## start Given entries

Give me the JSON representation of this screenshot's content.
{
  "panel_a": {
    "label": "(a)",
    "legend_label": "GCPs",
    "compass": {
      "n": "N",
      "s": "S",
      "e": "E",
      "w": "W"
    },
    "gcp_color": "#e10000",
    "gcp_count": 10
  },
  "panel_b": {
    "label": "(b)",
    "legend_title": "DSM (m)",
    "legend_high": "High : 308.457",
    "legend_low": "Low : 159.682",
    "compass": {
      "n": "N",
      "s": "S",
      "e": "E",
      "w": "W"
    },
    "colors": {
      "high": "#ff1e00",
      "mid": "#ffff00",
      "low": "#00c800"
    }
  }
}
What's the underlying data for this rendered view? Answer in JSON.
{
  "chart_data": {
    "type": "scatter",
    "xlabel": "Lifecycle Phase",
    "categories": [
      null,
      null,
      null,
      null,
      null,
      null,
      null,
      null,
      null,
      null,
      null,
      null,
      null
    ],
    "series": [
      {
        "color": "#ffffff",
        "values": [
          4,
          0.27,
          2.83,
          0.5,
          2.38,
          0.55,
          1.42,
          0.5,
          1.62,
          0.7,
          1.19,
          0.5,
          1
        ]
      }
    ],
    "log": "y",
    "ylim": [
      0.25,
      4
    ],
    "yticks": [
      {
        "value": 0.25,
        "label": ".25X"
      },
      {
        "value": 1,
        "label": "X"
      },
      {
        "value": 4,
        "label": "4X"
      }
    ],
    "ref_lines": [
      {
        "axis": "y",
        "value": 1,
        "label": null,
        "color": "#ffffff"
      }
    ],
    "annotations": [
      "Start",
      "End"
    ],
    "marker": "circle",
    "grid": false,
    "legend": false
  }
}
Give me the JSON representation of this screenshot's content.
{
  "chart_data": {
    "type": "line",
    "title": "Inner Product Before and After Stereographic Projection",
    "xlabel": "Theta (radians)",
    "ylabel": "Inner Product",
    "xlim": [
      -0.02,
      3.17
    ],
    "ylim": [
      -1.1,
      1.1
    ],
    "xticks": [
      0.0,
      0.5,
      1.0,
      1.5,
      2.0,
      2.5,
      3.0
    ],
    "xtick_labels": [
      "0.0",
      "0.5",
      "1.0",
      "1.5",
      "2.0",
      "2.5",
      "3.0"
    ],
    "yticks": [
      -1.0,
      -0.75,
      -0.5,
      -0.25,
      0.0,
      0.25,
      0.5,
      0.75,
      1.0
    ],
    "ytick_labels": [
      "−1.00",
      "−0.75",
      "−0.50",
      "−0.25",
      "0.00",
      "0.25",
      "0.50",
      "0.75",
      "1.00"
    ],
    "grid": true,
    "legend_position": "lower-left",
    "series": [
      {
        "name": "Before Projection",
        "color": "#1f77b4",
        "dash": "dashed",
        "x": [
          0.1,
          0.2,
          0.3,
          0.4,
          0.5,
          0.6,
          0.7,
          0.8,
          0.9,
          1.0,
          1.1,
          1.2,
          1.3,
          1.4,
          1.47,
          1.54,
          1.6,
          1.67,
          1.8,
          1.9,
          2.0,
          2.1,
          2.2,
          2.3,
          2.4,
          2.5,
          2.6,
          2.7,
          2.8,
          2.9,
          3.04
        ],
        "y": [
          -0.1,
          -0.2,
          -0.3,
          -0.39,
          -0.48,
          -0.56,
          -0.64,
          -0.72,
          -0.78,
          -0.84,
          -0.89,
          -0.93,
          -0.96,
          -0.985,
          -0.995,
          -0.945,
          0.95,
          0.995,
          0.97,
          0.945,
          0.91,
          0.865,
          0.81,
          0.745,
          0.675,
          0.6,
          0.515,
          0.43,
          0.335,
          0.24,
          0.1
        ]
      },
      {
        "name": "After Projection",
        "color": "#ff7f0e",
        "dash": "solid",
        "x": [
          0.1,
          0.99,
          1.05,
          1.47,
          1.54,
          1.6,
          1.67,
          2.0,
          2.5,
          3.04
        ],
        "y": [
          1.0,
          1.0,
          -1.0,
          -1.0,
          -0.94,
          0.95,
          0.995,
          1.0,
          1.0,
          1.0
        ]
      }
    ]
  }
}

## end Given entries

Written request: Find every line that holds "Projection" and copy it.

Solution for this exercise:
    "title": "Inner Product Before and After Stereographic Projection",
        "name": "Before Projection",
        "name": "After Projection",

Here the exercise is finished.